Give every line of the items below as a JSON list of strings, one string per line, leaving out blank lines.

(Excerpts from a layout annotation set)
--- --- ---
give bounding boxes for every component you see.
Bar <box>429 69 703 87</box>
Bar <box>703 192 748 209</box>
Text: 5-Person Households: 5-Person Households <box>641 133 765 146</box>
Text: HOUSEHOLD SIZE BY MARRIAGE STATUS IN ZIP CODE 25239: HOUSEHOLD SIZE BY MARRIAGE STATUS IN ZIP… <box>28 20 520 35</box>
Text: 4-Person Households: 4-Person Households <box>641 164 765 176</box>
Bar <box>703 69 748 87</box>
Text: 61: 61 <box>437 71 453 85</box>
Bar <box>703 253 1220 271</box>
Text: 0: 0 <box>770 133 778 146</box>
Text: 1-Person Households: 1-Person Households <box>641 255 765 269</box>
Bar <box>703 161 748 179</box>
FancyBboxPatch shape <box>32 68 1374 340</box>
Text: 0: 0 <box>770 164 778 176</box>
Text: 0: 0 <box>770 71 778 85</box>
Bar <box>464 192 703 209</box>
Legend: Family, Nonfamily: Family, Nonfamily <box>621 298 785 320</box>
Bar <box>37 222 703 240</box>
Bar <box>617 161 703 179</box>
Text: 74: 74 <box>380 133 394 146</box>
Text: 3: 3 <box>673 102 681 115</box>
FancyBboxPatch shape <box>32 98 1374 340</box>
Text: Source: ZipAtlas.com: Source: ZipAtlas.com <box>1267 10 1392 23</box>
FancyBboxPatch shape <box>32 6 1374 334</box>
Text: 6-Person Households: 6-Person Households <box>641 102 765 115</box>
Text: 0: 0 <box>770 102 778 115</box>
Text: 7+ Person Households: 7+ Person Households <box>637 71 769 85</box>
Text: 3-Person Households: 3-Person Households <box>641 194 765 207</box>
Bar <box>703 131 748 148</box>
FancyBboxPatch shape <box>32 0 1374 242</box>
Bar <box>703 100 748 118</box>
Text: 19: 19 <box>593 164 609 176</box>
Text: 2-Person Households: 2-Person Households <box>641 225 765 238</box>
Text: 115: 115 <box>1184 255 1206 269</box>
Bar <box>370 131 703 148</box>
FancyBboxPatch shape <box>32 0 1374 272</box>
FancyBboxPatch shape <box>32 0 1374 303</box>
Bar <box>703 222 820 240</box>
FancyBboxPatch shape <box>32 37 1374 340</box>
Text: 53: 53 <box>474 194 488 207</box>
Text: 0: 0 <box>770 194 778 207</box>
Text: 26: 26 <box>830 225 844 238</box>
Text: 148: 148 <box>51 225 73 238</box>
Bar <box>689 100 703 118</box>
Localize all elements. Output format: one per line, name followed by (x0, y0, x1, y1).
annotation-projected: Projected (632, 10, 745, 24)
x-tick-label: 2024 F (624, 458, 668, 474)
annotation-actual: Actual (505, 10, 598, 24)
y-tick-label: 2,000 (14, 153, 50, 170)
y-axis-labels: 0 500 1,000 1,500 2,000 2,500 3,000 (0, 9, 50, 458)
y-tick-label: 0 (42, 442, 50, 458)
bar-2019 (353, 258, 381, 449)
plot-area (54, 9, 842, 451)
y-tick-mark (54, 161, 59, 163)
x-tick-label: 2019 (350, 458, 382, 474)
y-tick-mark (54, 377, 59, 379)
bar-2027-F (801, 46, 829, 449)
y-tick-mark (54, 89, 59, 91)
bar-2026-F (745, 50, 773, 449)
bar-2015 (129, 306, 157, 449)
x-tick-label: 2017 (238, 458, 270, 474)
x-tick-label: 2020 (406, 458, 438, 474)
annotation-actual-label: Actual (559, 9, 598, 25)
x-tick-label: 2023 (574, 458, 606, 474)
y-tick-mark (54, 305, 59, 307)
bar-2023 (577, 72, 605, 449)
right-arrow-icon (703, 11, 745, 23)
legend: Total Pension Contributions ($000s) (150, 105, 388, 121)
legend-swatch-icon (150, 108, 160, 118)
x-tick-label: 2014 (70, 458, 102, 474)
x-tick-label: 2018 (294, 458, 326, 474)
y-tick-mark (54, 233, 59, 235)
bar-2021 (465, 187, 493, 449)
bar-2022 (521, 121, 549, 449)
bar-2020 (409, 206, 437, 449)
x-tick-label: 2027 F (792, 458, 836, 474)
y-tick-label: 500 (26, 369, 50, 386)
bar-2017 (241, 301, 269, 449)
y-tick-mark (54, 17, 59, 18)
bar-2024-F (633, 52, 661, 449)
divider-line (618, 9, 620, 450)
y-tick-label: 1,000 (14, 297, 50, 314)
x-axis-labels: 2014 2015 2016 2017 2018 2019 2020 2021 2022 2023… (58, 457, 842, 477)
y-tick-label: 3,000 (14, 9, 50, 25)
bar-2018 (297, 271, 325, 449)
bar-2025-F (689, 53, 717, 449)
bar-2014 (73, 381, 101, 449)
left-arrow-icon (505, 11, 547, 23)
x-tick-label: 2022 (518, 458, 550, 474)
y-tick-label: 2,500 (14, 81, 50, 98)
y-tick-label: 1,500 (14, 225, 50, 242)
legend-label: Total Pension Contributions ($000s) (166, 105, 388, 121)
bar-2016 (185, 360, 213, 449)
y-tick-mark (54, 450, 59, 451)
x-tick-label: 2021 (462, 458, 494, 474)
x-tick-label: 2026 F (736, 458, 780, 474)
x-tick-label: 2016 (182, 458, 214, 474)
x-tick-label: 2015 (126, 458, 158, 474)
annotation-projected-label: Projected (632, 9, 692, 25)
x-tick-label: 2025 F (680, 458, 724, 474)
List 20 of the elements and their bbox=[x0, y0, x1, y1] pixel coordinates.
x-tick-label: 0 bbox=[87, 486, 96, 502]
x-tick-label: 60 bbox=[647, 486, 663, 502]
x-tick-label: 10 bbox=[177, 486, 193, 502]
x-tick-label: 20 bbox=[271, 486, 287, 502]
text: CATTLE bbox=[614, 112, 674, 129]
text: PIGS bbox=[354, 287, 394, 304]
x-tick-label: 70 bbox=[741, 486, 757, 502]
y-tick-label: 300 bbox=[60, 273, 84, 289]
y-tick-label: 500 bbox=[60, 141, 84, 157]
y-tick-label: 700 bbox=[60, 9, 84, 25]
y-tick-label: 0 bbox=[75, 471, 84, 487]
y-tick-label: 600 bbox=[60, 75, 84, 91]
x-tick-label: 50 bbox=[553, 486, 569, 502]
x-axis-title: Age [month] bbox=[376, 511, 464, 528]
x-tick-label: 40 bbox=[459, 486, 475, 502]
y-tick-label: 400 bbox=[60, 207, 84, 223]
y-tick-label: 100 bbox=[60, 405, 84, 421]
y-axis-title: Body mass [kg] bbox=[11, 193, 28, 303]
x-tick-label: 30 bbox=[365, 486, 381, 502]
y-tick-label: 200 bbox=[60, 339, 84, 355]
--- --- ---
Solved problem →
[
  "give bounding boxes for every component you see.",
  "Bar <box>429 69 703 87</box>",
  "Bar <box>703 192 748 209</box>",
  "Text: 5-Person Households: 5-Person Households <box>641 133 765 146</box>",
  "Text: HOUSEHOLD SIZE BY MARRIAGE STATUS IN ZIP CODE 25239: HOUSEHOLD SIZE BY MARRIAGE STATUS IN ZIP… <box>28 20 520 35</box>",
  "Text: 4-Person Households: 4-Person Households <box>641 164 765 176</box>",
  "Bar <box>703 69 748 87</box>",
  "Text: 61: 61 <box>437 71 453 85</box>",
  "Bar <box>703 253 1220 271</box>",
  "Text: 0: 0 <box>770 133 778 146</box>",
  "Text: 1-Person Households: 1-Person Households <box>641 255 765 269</box>",
  "Bar <box>703 161 748 179</box>",
  "FancyBboxPatch shape <box>32 68 1374 340</box>",
  "Text: 0: 0 <box>770 164 778 176</box>",
  "Text: 0: 0 <box>770 71 778 85</box>",
  "Bar <box>464 192 703 209</box>",
  "Legend: Family, Nonfamily: Family, Nonfamily <box>621 298 785 320</box>",
  "Bar <box>37 222 703 240</box>",
  "Bar <box>617 161 703 179</box>",
  "Text: 74: 74 <box>380 133 394 146</box>",
  "Text: 3: 3 <box>673 102 681 115</box>",
  "FancyBboxPatch shape <box>32 98 1374 340</box>",
  "Text: Source: ZipAtlas.com: Source: ZipAtlas.com <box>1267 10 1392 23</box>",
  "FancyBboxPatch shape <box>32 6 1374 334</box>",
  "Text: 6-Person Households: 6-Person Households <box>641 102 765 115</box>",
  "Text: 0: 0 <box>770 102 778 115</box>",
  "Text: 7+ Person Households: 7+ Person Households <box>637 71 769 85</box>",
  "Text: 3-Person Households: 3-Person Households <box>641 194 765 207</box>",
  "Bar <box>703 131 748 148</box>",
  "FancyBboxPatch shape <box>32 0 1374 242</box>",
  "Bar <box>703 100 748 118</box>",
  "Text: 19: 19 <box>593 164 609 176</box>",
  "Text: 2-Person Households: 2-Person Households <box>641 225 765 238</box>",
  "Text: 115: 115 <box>1184 255 1206 269</box>",
  "Bar <box>370 131 703 148</box>",
  "FancyBboxPatch shape <box>32 0 1374 272</box>",
  "FancyBboxPatch shape <box>32 0 1374 303</box>",
  "Bar <box>703 222 820 240</box>",
  "FancyBboxPatch shape <box>32 37 1374 340</box>",
  "Text: 53: 53 <box>474 194 488 207</box>",
  "Text: 0: 0 <box>770 194 778 207</box>",
  "Text: 26: 26 <box>830 225 844 238</box>",
  "Text: 148: 148 <box>51 225 73 238</box>",
  "Bar <box>689 100 703 118</box>",
  "Localize all elements. Output format: one per line, name followed by (x0, y0, x1, y1).",
  "annotation-projected: Projected (632, 10, 745, 24)",
  "x-tick-label: 2024 F (624, 458, 668, 474)",
  "annotation-actual: Actual (505, 10, 598, 24)",
  "y-tick-label: 2,000 (14, 153, 50, 170)",
  "y-axis-labels: 0 500 1,000 1,500 2,000 2,500 3,000 (0, 9, 50, 458)",
  "y-tick-label: 0 (42, 442, 50, 458)",
  "bar-2019 (353, 258, 381, 449)",
  "plot-area (54, 9, 842, 451)",
  "y-tick-mark (54, 161, 59, 163)",
  "x-tick-label: 2019 (350, 458, 382, 474)",
  "y-tick-mark (54, 377, 59, 379)",
  "bar-2027-F (801, 46, 829, 449)",
  "y-tick-mark (54, 89, 59, 91)",
  "bar-2026-F (745, 50, 773, 449)",
  "bar-2015 (129, 306, 157, 449)",
  "x-tick-label: 2017 (238, 458, 270, 474)",
  "x-tick-label: 2020 (406, 458, 438, 474)",
  "annotation-actual-label: Actual (559, 9, 598, 25)",
  "x-tick-label: 2023 (574, 458, 606, 474)",
  "y-tick-mark (54, 305, 59, 307)",
  "bar-2023 (577, 72, 605, 449)",
  "right-arrow-icon (703, 11, 745, 23)",
  "legend: Total Pension Contributions ($000s) (150, 105, 388, 121)",
  "legend-swatch-icon (150, 108, 160, 118)",
  "x-tick-label: 2014 (70, 458, 102, 474)",
  "x-tick-label: 2018 (294, 458, 326, 474)",
  "y-tick-mark (54, 233, 59, 235)",
  "bar-2021 (465, 187, 493, 449)",
  "bar-2022 (521, 121, 549, 449)",
  "bar-2020 (409, 206, 437, 449)",
  "x-tick-label: 2027 F (792, 458, 836, 474)",
  "y-tick-label: 500 (26, 369, 50, 386)",
  "bar-2017 (241, 301, 269, 449)",
  "y-tick-mark (54, 17, 59, 18)",
  "bar-2024-F (633, 52, 661, 449)",
  "divider-line (618, 9, 620, 450)",
  "y-tick-label: 1,000 (14, 297, 50, 314)",
  "x-axis-labels: 2014 2015 2016 2017 2018 2019 2020 2021 2022 2023… (58, 457, 842, 477)",
  "y-tick-label: 3,000 (14, 9, 50, 25)",
  "bar-2018 (297, 271, 325, 449)",
  "bar-2025-F (689, 53, 717, 449)",
  "bar-2014 (73, 381, 101, 449)",
  "left-arrow-icon (505, 11, 547, 23)",
  "x-tick-label: 2022 (518, 458, 550, 474)",
  "y-tick-label: 2,500 (14, 81, 50, 98)",
  "y-tick-label: 1,500 (14, 225, 50, 242)",
  "legend-label: Total Pension Contributions ($000s) (166, 105, 388, 121)",
  "bar-2016 (185, 360, 213, 449)",
  "y-tick-mark (54, 450, 59, 451)",
  "x-tick-label: 2021 (462, 458, 494, 474)",
  "x-tick-label: 2026 F (736, 458, 780, 474)",
  "x-tick-label: 2016 (182, 458, 214, 474)",
  "x-tick-label: 2015 (126, 458, 158, 474)",
  "annotation-projected-label: Projected (632, 9, 692, 25)",
  "x-tick-label: 2025 F (680, 458, 724, 474)",
  "List 20 of the elements and their bbox=[x0, y0, x1, y1] pixel coordinates.",
  "x-tick-label: 0 bbox=[87, 486, 96, 502]",
  "x-tick-label: 60 bbox=[647, 486, 663, 502]",
  "x-tick-label: 10 bbox=[177, 486, 193, 502]",
  "x-tick-label: 20 bbox=[271, 486, 287, 502]",
  "text: CATTLE bbox=[614, 112, 674, 129]",
  "text: PIGS bbox=[354, 287, 394, 304]",
  "x-tick-label: 70 bbox=[741, 486, 757, 502]",
  "y-tick-label: 300 bbox=[60, 273, 84, 289]",
  "y-tick-label: 500 bbox=[60, 141, 84, 157]",
  "y-tick-label: 700 bbox=[60, 9, 84, 25]",
  "y-tick-label: 0 bbox=[75, 471, 84, 487]",
  "y-tick-label: 600 bbox=[60, 75, 84, 91]",
  "x-tick-label: 50 bbox=[553, 486, 569, 502]",
  "x-axis-title: Age [month] bbox=[376, 511, 464, 528]",
  "x-tick-label: 40 bbox=[459, 486, 475, 502]",
  "y-tick-label: 400 bbox=[60, 207, 84, 223]",
  "y-tick-label: 100 bbox=[60, 405, 84, 421]",
  "y-axis-title: Body mass [kg] bbox=[11, 193, 28, 303]",
  "x-tick-label: 30 bbox=[365, 486, 381, 502]",
  "y-tick-label: 200 bbox=[60, 339, 84, 355]"
]